Problem: The entries below are to be transcribed in full, without their images.

..........

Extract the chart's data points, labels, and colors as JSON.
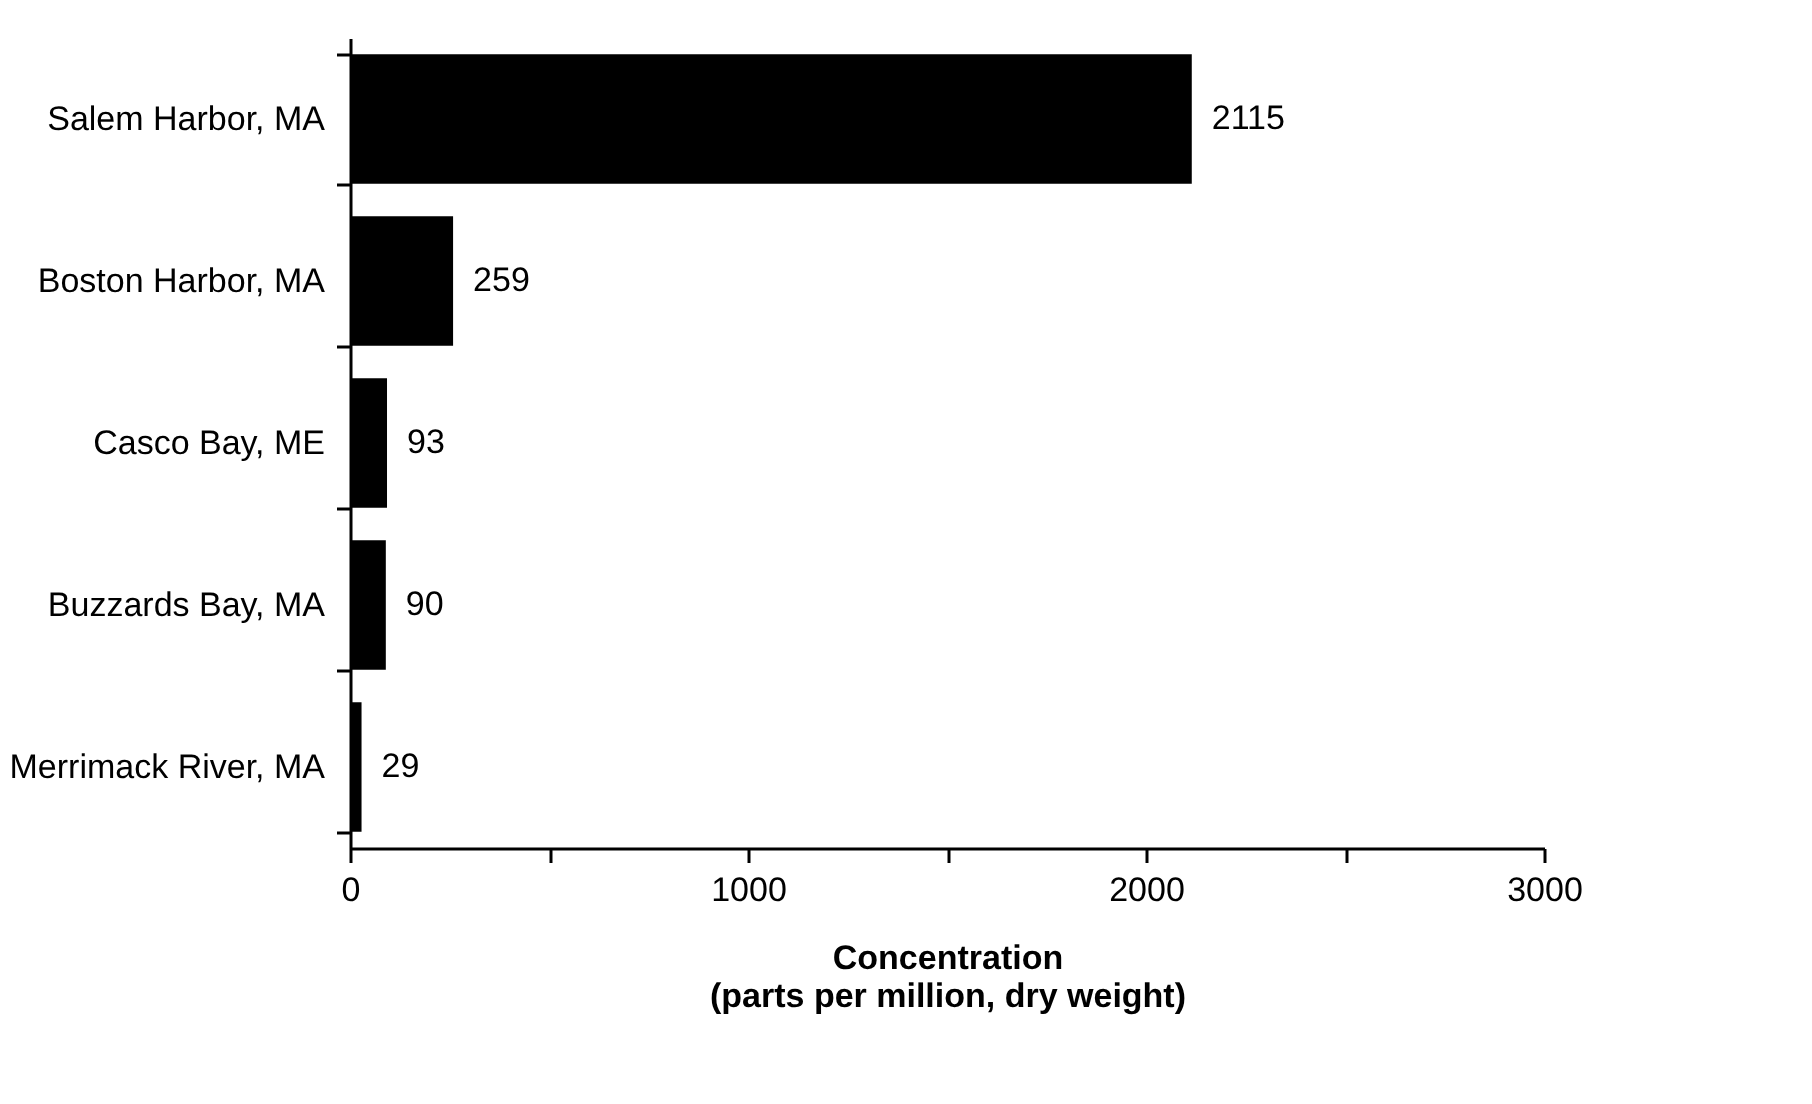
{
  "chart_data": {
    "type": "bar",
    "orientation": "horizontal",
    "categories": [
      "Salem Harbor, MA",
      "Boston Harbor, MA",
      "Casco Bay, ME",
      "Buzzards Bay, MA",
      "Merrimack River, MA"
    ],
    "values": [
      2115,
      259,
      93,
      90,
      29
    ],
    "color": "#000000",
    "data_labels": true,
    "xlabel": "Concentration\n(parts per million, dry weight)",
    "xlim": [
      0,
      3000
    ],
    "xticks": [
      0,
      {
        "value": 500,
        "label": null
      },
      1000,
      {
        "value": 1500,
        "label": null
      },
      2000,
      {
        "value": 2500,
        "label": null
      },
      3000
    ],
    "grid": false
  }
}
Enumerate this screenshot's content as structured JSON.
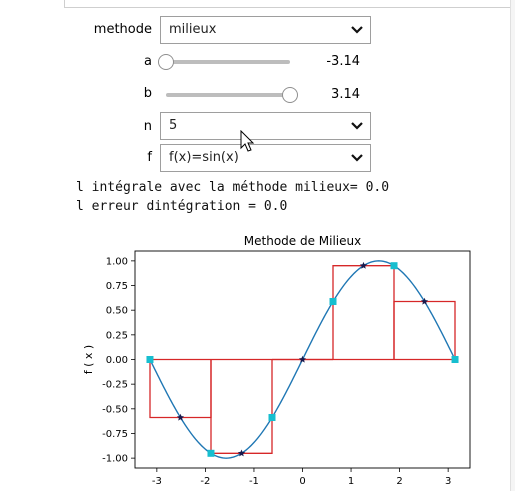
{
  "widgets": {
    "methode": {
      "label": "methode",
      "value": "milieux"
    },
    "a": {
      "label": "a",
      "value": "-3.14",
      "level": -3.14
    },
    "b": {
      "label": "b",
      "value": "3.14",
      "level": 3.14
    },
    "n": {
      "label": "n",
      "value": "5"
    },
    "f": {
      "label": "f",
      "value": "f(x)=sin(x)"
    }
  },
  "output": {
    "line1": "l intégrale avec la méthode milieux= 0.0",
    "line2": "l erreur dintégration = 0.0"
  },
  "colors": {
    "curve": "#1f77b4",
    "rect": "#d62728",
    "marker": "#17becf",
    "star": "#1a1a4d"
  },
  "chart_data": {
    "type": "line",
    "title": "Methode de Milieux",
    "xlabel": "",
    "ylabel": "f ( x )",
    "xlim": [
      -3.45,
      3.45
    ],
    "ylim": [
      -1.1,
      1.1
    ],
    "xticks": [
      "-3",
      "-2",
      "-1",
      "0",
      "1",
      "2",
      "3"
    ],
    "yticks": [
      "1.00",
      "0.75",
      "0.50",
      "0.25",
      "0.00",
      "-0.25",
      "-0.50",
      "-0.75",
      "-1.00"
    ],
    "a": -3.14159,
    "b": 3.14159,
    "n": 5,
    "function": "sin(x)",
    "series": [
      {
        "x": [
          -3.1416,
          -1.885,
          -0.6283,
          0.6283,
          1.885,
          3.1416
        ],
        "y": [
          0.0,
          -0.951,
          -0.588,
          0.588,
          0.951,
          0.0
        ]
      },
      {
        "x": [
          -2.5133,
          -1.2566,
          0.0,
          1.2566,
          2.5133
        ],
        "y": [
          -0.588,
          -0.951,
          0.0,
          0.951,
          0.588
        ]
      }
    ]
  }
}
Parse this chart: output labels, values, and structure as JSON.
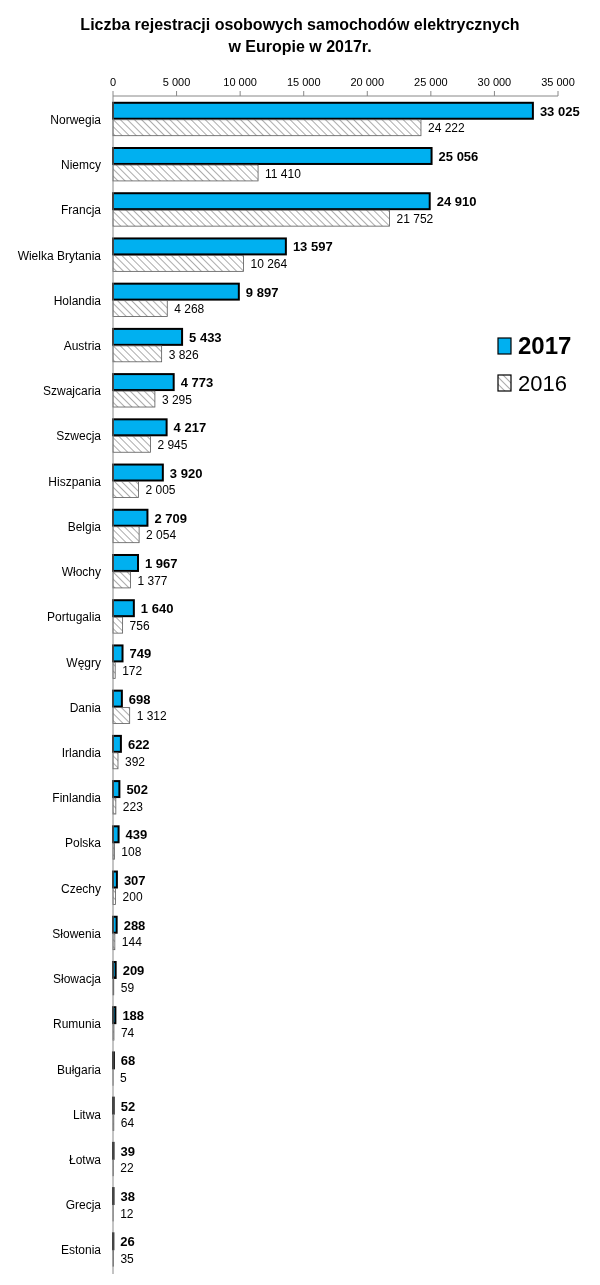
{
  "chart_data": {
    "type": "bar",
    "orientation": "horizontal",
    "title": "Liczba rejestracji osobowych samochodów elektrycznych\nw Europie w 2017r.",
    "categories": [
      "Norwegia",
      "Niemcy",
      "Francja",
      "Wielka Brytania",
      "Holandia",
      "Austria",
      "Szwajcaria",
      "Szwecja",
      "Hiszpania",
      "Belgia",
      "Włochy",
      "Portugalia",
      "Węgry",
      "Dania",
      "Irlandia",
      "Finlandia",
      "Polska",
      "Czechy",
      "Słowenia",
      "Słowacja",
      "Rumunia",
      "Bułgaria",
      "Litwa",
      "Łotwa",
      "Grecja",
      "Estonia"
    ],
    "series": [
      {
        "name": "2017",
        "color": "#00b0f0",
        "values": [
          33025,
          25056,
          24910,
          13597,
          9897,
          5433,
          4773,
          4217,
          3920,
          2709,
          1967,
          1640,
          749,
          698,
          622,
          502,
          439,
          307,
          288,
          209,
          188,
          68,
          52,
          39,
          38,
          26
        ],
        "value_labels": [
          "33 025",
          "25 056",
          "24 910",
          "13 597",
          "9 897",
          "5 433",
          "4 773",
          "4 217",
          "3 920",
          "2 709",
          "1 967",
          "1 640",
          "749",
          "698",
          "622",
          "502",
          "439",
          "307",
          "288",
          "209",
          "188",
          "68",
          "52",
          "39",
          "38",
          "26"
        ]
      },
      {
        "name": "2016",
        "color": "#595959",
        "values": [
          24222,
          11410,
          21752,
          10264,
          4268,
          3826,
          3295,
          2945,
          2005,
          2054,
          1377,
          756,
          172,
          1312,
          392,
          223,
          108,
          200,
          144,
          59,
          74,
          5,
          64,
          22,
          12,
          35
        ],
        "value_labels": [
          "24 222",
          "11 410",
          "21 752",
          "10 264",
          "4 268",
          "3 826",
          "3 295",
          "2 945",
          "2 005",
          "2 054",
          "1 377",
          "756",
          "172",
          "1 312",
          "392",
          "223",
          "108",
          "200",
          "144",
          "59",
          "74",
          "5",
          "64",
          "22",
          "12",
          "35"
        ]
      }
    ],
    "xlim": [
      0,
      35000
    ],
    "xticks": [
      0,
      {
        "value": 5000,
        "label": "5 000"
      },
      {
        "value": 10000,
        "label": "10 000"
      },
      {
        "value": 15000,
        "label": "15 000"
      },
      {
        "value": 20000,
        "label": "20 000"
      },
      {
        "value": 25000,
        "label": "25 000"
      },
      {
        "value": 30000,
        "label": "30 000"
      },
      {
        "value": 35000,
        "label": "35 000"
      }
    ],
    "grid": false,
    "legend": "right"
  }
}
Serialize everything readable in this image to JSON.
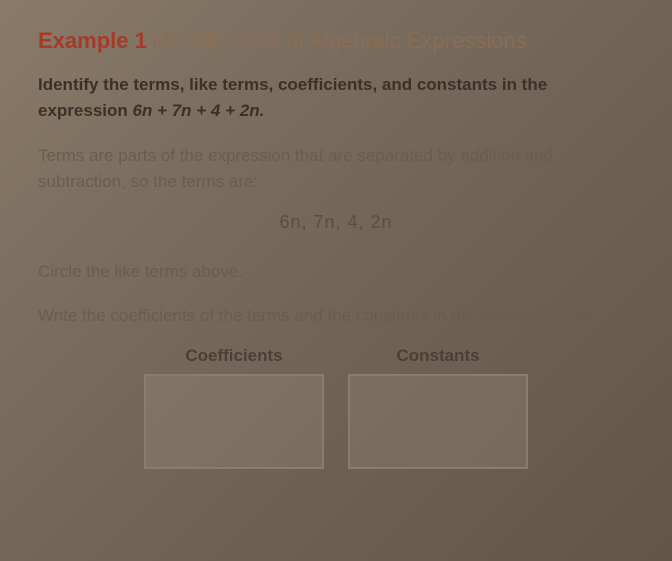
{
  "header": {
    "example_label": "Example 1",
    "title": "Identify Parts of Algebraic Expressions"
  },
  "prompt": {
    "line1": "Identify the terms, like terms, coefficients, and constants in the",
    "line2_prefix": "expression ",
    "expression": "6n + 7n + 4 + 2n."
  },
  "body": {
    "p1": "Terms are parts of the expression that are separated by addition and subtraction, so the terms are:",
    "terms": "6n, 7n,  4,  2n",
    "p2": "Circle the like terms above.",
    "p3": "Write the coefficients of the terms and the constants in the appropriate bin."
  },
  "boxes": {
    "left_label": "Coefficients",
    "right_label": "Constants"
  },
  "style": {
    "accent_color": "#a63a2a",
    "title_color": "#8a6d55",
    "text_color": "#6a5d4d",
    "bold_color": "#3a3228",
    "box_border": "#8a7d6a",
    "font_body": 17,
    "font_header": 22
  }
}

..........

Output of the exercise:
Extract the chart's data points, labels, and colors as JSON.
{
  "chart_data": {
    "type": "bar",
    "orientation": "horizontal",
    "categories": [
      "Salem Harbor, MA",
      "Boston Harbor, MA",
      "Casco Bay, ME",
      "Buzzards Bay, MA",
      "Merrimack River, MA"
    ],
    "values": [
      2115,
      259,
      93,
      90,
      29
    ],
    "color": "#000000",
    "data_labels": true,
    "xlabel": "Concentration\n(parts per million, dry weight)",
    "xlim": [
      0,
      3000
    ],
    "xticks": [
      0,
      {
        "value": 500,
        "label": null
      },
      1000,
      {
        "value": 1500,
        "label": null
      },
      2000,
      {
        "value": 2500,
        "label": null
      },
      3000
    ],
    "grid": false
  }
}
Enumerate this screenshot's content as structured JSON.
{
  "widgets": {
    "methode": {
      "label": "methode",
      "value": "milieux"
    },
    "a": {
      "label": "a",
      "value": "-3.14",
      "level": -3.14
    },
    "b": {
      "label": "b",
      "value": "3.14",
      "level": 3.14
    },
    "n": {
      "label": "n",
      "value": "5"
    },
    "f": {
      "label": "f",
      "value": "f(x)=sin(x)"
    }
  },
  "output": {
    "line1": "l intégrale avec la méthode milieux= 0.0",
    "line2": "l erreur dintégration = 0.0"
  },
  "colors": {
    "curve": "#1f77b4",
    "rect": "#d62728",
    "marker": "#17becf",
    "star": "#1a1a4d"
  },
  "chart_data": {
    "type": "line",
    "title": "Methode de Milieux",
    "xlabel": "",
    "ylabel": "f ( x )",
    "xlim": [
      -3.45,
      3.45
    ],
    "ylim": [
      -1.1,
      1.1
    ],
    "xticks": [
      "-3",
      "-2",
      "-1",
      "0",
      "1",
      "2",
      "3"
    ],
    "yticks": [
      "1.00",
      "0.75",
      "0.50",
      "0.25",
      "0.00",
      "-0.25",
      "-0.50",
      "-0.75",
      "-1.00"
    ],
    "a": -3.14159,
    "b": 3.14159,
    "n": 5,
    "function": "sin(x)",
    "series": [
      {
        "x": [
          -3.1416,
          -1.885,
          -0.6283,
          0.6283,
          1.885,
          3.1416
        ],
        "y": [
          0.0,
          -0.951,
          -0.588,
          0.588,
          0.951,
          0.0
        ]
      },
      {
        "x": [
          -2.5133,
          -1.2566,
          0.0,
          1.2566,
          2.5133
        ],
        "y": [
          -0.588,
          -0.951,
          0.0,
          0.951,
          0.588
        ]
      }
    ]
  }
}
Parse this chart: output labels, values, and structure as JSON.
{
  "chart_data": {
    "type": "bar",
    "orientation": "horizontal",
    "title": "Liczba rejestracji osobowych samochodów elektrycznych\nw Europie w 2017r.",
    "categories": [
      "Norwegia",
      "Niemcy",
      "Francja",
      "Wielka Brytania",
      "Holandia",
      "Austria",
      "Szwajcaria",
      "Szwecja",
      "Hiszpania",
      "Belgia",
      "Włochy",
      "Portugalia",
      "Węgry",
      "Dania",
      "Irlandia",
      "Finlandia",
      "Polska",
      "Czechy",
      "Słowenia",
      "Słowacja",
      "Rumunia",
      "Bułgaria",
      "Litwa",
      "Łotwa",
      "Grecja",
      "Estonia"
    ],
    "series": [
      {
        "name": "2017",
        "color": "#00b0f0",
        "values": [
          33025,
          25056,
          24910,
          13597,
          9897,
          5433,
          4773,
          4217,
          3920,
          2709,
          1967,
          1640,
          749,
          698,
          622,
          502,
          439,
          307,
          288,
          209,
          188,
          68,
          52,
          39,
          38,
          26
        ],
        "value_labels": [
          "33 025",
          "25 056",
          "24 910",
          "13 597",
          "9 897",
          "5 433",
          "4 773",
          "4 217",
          "3 920",
          "2 709",
          "1 967",
          "1 640",
          "749",
          "698",
          "622",
          "502",
          "439",
          "307",
          "288",
          "209",
          "188",
          "68",
          "52",
          "39",
          "38",
          "26"
        ]
      },
      {
        "name": "2016",
        "color": "#595959",
        "values": [
          24222,
          11410,
          21752,
          10264,
          4268,
          3826,
          3295,
          2945,
          2005,
          2054,
          1377,
          756,
          172,
          1312,
          392,
          223,
          108,
          200,
          144,
          59,
          74,
          5,
          64,
          22,
          12,
          35
        ],
        "value_labels": [
          "24 222",
          "11 410",
          "21 752",
          "10 264",
          "4 268",
          "3 826",
          "3 295",
          "2 945",
          "2 005",
          "2 054",
          "1 377",
          "756",
          "172",
          "1 312",
          "392",
          "223",
          "108",
          "200",
          "144",
          "59",
          "74",
          "5",
          "64",
          "22",
          "12",
          "35"
        ]
      }
    ],
    "xlim": [
      0,
      35000
    ],
    "xticks": [
      0,
      {
        "value": 5000,
        "label": "5 000"
      },
      {
        "value": 10000,
        "label": "10 000"
      },
      {
        "value": 15000,
        "label": "15 000"
      },
      {
        "value": 20000,
        "label": "20 000"
      },
      {
        "value": 25000,
        "label": "25 000"
      },
      {
        "value": 30000,
        "label": "30 000"
      },
      {
        "value": 35000,
        "label": "35 000"
      }
    ],
    "grid": false,
    "legend": "right"
  }
}
Serialize everything readable in this image to JSON.
{
  "header": {
    "example_label": "Example 1",
    "title": "Identify Parts of Algebraic Expressions"
  },
  "prompt": {
    "line1": "Identify the terms, like terms, coefficients, and constants in the",
    "line2_prefix": "expression ",
    "expression": "6n + 7n + 4 + 2n."
  },
  "body": {
    "p1": "Terms are parts of the expression that are separated by addition and subtraction, so the terms are:",
    "terms": "6n, 7n,  4,  2n",
    "p2": "Circle the like terms above.",
    "p3": "Write the coefficients of the terms and the constants in the appropriate bin."
  },
  "boxes": {
    "left_label": "Coefficients",
    "right_label": "Constants"
  },
  "style": {
    "accent_color": "#a63a2a",
    "title_color": "#8a6d55",
    "text_color": "#6a5d4d",
    "bold_color": "#3a3228",
    "box_border": "#8a7d6a",
    "font_body": 17,
    "font_header": 22
  }
}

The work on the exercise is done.